**Input records**
--- Start ---
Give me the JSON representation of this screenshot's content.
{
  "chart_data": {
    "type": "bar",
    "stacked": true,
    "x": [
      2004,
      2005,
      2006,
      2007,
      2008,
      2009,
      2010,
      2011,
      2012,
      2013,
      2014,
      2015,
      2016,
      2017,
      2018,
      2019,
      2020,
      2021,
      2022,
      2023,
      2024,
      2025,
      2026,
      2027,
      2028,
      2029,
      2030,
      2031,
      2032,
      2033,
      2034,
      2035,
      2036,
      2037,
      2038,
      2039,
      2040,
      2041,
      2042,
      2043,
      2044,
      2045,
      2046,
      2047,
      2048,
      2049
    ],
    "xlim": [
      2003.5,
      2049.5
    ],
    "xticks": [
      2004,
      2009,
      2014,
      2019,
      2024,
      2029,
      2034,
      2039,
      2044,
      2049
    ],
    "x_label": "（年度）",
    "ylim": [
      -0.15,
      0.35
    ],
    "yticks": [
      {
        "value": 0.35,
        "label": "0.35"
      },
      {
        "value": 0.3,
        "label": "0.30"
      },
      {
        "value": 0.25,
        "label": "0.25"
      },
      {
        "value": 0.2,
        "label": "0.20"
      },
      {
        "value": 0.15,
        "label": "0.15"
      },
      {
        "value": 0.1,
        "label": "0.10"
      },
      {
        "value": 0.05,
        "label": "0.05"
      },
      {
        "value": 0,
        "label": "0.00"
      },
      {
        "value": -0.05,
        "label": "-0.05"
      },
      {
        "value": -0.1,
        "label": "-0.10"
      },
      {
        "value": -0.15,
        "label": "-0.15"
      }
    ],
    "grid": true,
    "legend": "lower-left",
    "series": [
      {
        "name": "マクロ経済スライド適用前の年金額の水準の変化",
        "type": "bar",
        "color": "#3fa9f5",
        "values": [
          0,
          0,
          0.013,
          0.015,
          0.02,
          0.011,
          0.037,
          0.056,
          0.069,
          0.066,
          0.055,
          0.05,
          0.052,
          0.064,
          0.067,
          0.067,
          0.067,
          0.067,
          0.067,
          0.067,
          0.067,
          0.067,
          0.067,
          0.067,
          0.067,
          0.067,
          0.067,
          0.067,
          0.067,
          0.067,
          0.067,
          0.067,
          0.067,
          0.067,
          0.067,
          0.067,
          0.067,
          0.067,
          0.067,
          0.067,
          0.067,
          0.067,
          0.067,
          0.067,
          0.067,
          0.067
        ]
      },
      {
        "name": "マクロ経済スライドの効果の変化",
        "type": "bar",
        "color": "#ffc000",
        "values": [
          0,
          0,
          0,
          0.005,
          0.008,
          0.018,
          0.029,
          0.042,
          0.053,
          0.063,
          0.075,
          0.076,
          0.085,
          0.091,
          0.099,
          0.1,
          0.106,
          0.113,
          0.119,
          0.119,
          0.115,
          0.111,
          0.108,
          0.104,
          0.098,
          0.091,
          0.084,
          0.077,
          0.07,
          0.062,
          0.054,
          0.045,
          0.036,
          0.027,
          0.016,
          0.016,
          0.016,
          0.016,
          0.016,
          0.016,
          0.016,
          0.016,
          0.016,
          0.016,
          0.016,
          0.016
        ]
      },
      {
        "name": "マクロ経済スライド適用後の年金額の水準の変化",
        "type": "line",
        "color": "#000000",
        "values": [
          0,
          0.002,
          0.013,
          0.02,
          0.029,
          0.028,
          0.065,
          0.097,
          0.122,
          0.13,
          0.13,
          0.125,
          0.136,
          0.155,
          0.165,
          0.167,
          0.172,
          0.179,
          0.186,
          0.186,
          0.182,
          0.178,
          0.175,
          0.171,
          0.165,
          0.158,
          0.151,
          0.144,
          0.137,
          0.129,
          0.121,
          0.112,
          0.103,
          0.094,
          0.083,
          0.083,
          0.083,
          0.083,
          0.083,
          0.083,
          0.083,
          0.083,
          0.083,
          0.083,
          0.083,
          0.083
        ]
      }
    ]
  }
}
--- End ---
**What you should do**
Quote each line above in full, word for word.

**Answer for the task**
Give me the JSON representation of this screenshot's content.
{
  "chart_data": {
    "type": "bar",
    "stacked": true,
    "x": [
      2004,
      2005,
      2006,
      2007,
      2008,
      2009,
      2010,
      2011,
      2012,
      2013,
      2014,
      2015,
      2016,
      2017,
      2018,
      2019,
      2020,
      2021,
      2022,
      2023,
      2024,
      2025,
      2026,
      2027,
      2028,
      2029,
      2030,
      2031,
      2032,
      2033,
      2034,
      2035,
      2036,
      2037,
      2038,
      2039,
      2040,
      2041,
      2042,
      2043,
      2044,
      2045,
      2046,
      2047,
      2048,
      2049
    ],
    "xlim": [
      2003.5,
      2049.5
    ],
    "xticks": [
      2004,
      2009,
      2014,
      2019,
      2024,
      2029,
      2034,
      2039,
      2044,
      2049
    ],
    "x_label": "（年度）",
    "ylim": [
      -0.15,
      0.35
    ],
    "yticks": [
      {
        "value": 0.35,
        "label": "0.35"
      },
      {
        "value": 0.3,
        "label": "0.30"
      },
      {
        "value": 0.25,
        "label": "0.25"
      },
      {
        "value": 0.2,
        "label": "0.20"
      },
      {
        "value": 0.15,
        "label": "0.15"
      },
      {
        "value": 0.1,
        "label": "0.10"
      },
      {
        "value": 0.05,
        "label": "0.05"
      },
      {
        "value": 0,
        "label": "0.00"
      },
      {
        "value": -0.05,
        "label": "-0.05"
      },
      {
        "value": -0.1,
        "label": "-0.10"
      },
      {
        "value": -0.15,
        "label": "-0.15"
      }
    ],
    "grid": true,
    "legend": "lower-left",
    "series": [
      {
        "name": "マクロ経済スライド適用前の年金額の水準の変化",
        "type": "bar",
        "color": "#3fa9f5",
        "values": [
          0,
          0,
          0.013,
          0.015,
          0.02,
          0.011,
          0.037,
          0.056,
          0.069,
          0.066,
          0.055,
          0.05,
          0.052,
          0.064,
          0.067,
          0.067,
          0.067,
          0.067,
          0.067,
          0.067,
          0.067,
          0.067,
          0.067,
          0.067,
          0.067,
          0.067,
          0.067,
          0.067,
          0.067,
          0.067,
          0.067,
          0.067,
          0.067,
          0.067,
          0.067,
          0.067,
          0.067,
          0.067,
          0.067,
          0.067,
          0.067,
          0.067,
          0.067,
          0.067,
          0.067,
          0.067
        ]
      },
      {
        "name": "マクロ経済スライドの効果の変化",
        "type": "bar",
        "color": "#ffc000",
        "values": [
          0,
          0,
          0,
          0.005,
          0.008,
          0.018,
          0.029,
          0.042,
          0.053,
          0.063,
          0.075,
          0.076,
          0.085,
          0.091,
          0.099,
          0.1,
          0.106,
          0.113,
          0.119,
          0.119,
          0.115,
          0.111,
          0.108,
          0.104,
          0.098,
          0.091,
          0.084,
          0.077,
          0.07,
          0.062,
          0.054,
          0.045,
          0.036,
          0.027,
          0.016,
          0.016,
          0.016,
          0.016,
          0.016,
          0.016,
          0.016,
          0.016,
          0.016,
          0.016,
          0.016,
          0.016
        ]
      },
      {
        "name": "マクロ経済スライド適用後の年金額の水準の変化",
        "type": "line",
        "color": "#000000",
        "values": [
          0,
          0.002,
          0.013,
          0.02,
          0.029,
          0.028,
          0.065,
          0.097,
          0.122,
          0.13,
          0.13,
          0.125,
          0.136,
          0.155,
          0.165,
          0.167,
          0.172,
          0.179,
          0.186,
          0.186,
          0.182,
          0.178,
          0.175,
          0.171,
          0.165,
          0.158,
          0.151,
          0.144,
          0.137,
          0.129,
          0.121,
          0.112,
          0.103,
          0.094,
          0.083,
          0.083,
          0.083,
          0.083,
          0.083,
          0.083,
          0.083,
          0.083,
          0.083,
          0.083,
          0.083,
          0.083
        ]
      }
    ]
  }
}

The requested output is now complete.